--- Given records ---

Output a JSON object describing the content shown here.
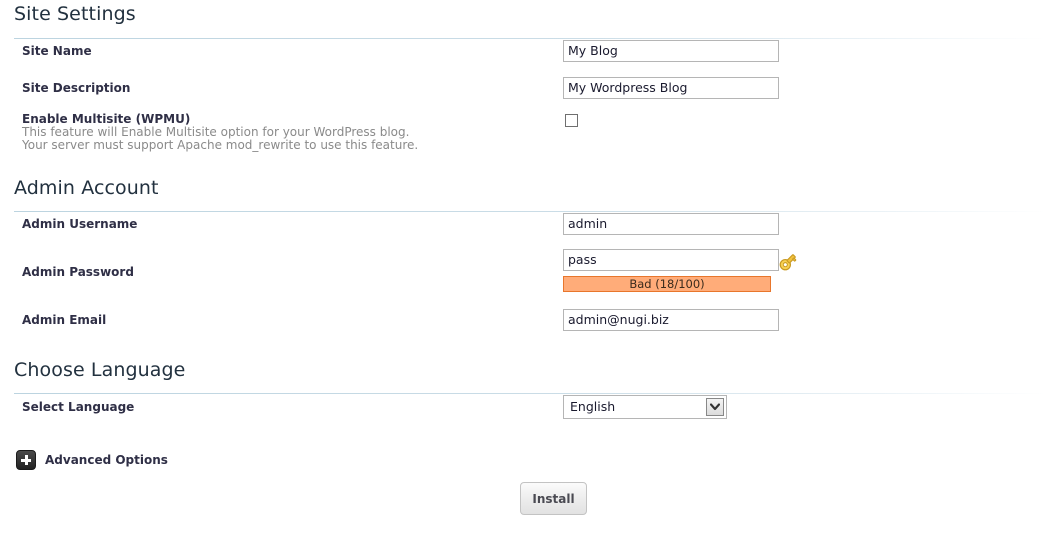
{
  "sections": {
    "site_settings": {
      "heading": "Site Settings",
      "fields": {
        "site_name": {
          "label": "Site Name",
          "value": "My Blog"
        },
        "site_description": {
          "label": "Site Description",
          "value": "My Wordpress Blog"
        },
        "multisite": {
          "label": "Enable Multisite (WPMU)",
          "desc_line1": "This feature will Enable Multisite option for your WordPress blog.",
          "desc_line2": "Your server must support Apache mod_rewrite to use this feature.",
          "checked": false
        }
      }
    },
    "admin_account": {
      "heading": "Admin Account",
      "fields": {
        "admin_username": {
          "label": "Admin Username",
          "value": "admin"
        },
        "admin_password": {
          "label": "Admin Password",
          "value": "pass",
          "strength_text": "Bad (18/100)",
          "strength_score": 18,
          "strength_max": 100,
          "strength_level": "Bad",
          "generate_icon": "key-icon"
        },
        "admin_email": {
          "label": "Admin Email",
          "value": "admin@nugi.biz"
        }
      }
    },
    "choose_language": {
      "heading": "Choose Language",
      "fields": {
        "select_language": {
          "label": "Select Language",
          "value": "English",
          "dropdown_icon": "chevron-down-icon"
        }
      }
    }
  },
  "advanced_options": {
    "label": "Advanced Options",
    "toggle_icon": "plus-square-icon",
    "expanded": false
  },
  "actions": {
    "install_label": "Install"
  },
  "colors": {
    "heading": "#22313f",
    "rule": "#bcd4e0",
    "label": "#2f2f46",
    "description": "#8a8a8a",
    "input_border": "#b5b5b5",
    "strength_fill": "#ffac79",
    "strength_border": "#e8762c",
    "key_icon": "#f5c842",
    "advanced_icon": "#232323",
    "button_text": "#4a4a52"
  }
}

---

Exercise prompt: Go through the listing above and quote it exactly, apart from its images.

Expected answer:
Output a JSON object describing the content shown here.
{
  "sections": {
    "site_settings": {
      "heading": "Site Settings",
      "fields": {
        "site_name": {
          "label": "Site Name",
          "value": "My Blog"
        },
        "site_description": {
          "label": "Site Description",
          "value": "My Wordpress Blog"
        },
        "multisite": {
          "label": "Enable Multisite (WPMU)",
          "desc_line1": "This feature will Enable Multisite option for your WordPress blog.",
          "desc_line2": "Your server must support Apache mod_rewrite to use this feature.",
          "checked": false
        }
      }
    },
    "admin_account": {
      "heading": "Admin Account",
      "fields": {
        "admin_username": {
          "label": "Admin Username",
          "value": "admin"
        },
        "admin_password": {
          "label": "Admin Password",
          "value": "pass",
          "strength_text": "Bad (18/100)",
          "strength_score": 18,
          "strength_max": 100,
          "strength_level": "Bad",
          "generate_icon": "key-icon"
        },
        "admin_email": {
          "label": "Admin Email",
          "value": "admin@nugi.biz"
        }
      }
    },
    "choose_language": {
      "heading": "Choose Language",
      "fields": {
        "select_language": {
          "label": "Select Language",
          "value": "English",
          "dropdown_icon": "chevron-down-icon"
        }
      }
    }
  },
  "advanced_options": {
    "label": "Advanced Options",
    "toggle_icon": "plus-square-icon",
    "expanded": false
  },
  "actions": {
    "install_label": "Install"
  },
  "colors": {
    "heading": "#22313f",
    "rule": "#bcd4e0",
    "label": "#2f2f46",
    "description": "#8a8a8a",
    "input_border": "#b5b5b5",
    "strength_fill": "#ffac79",
    "strength_border": "#e8762c",
    "key_icon": "#f5c842",
    "advanced_icon": "#232323",
    "button_text": "#4a4a52"
  }
}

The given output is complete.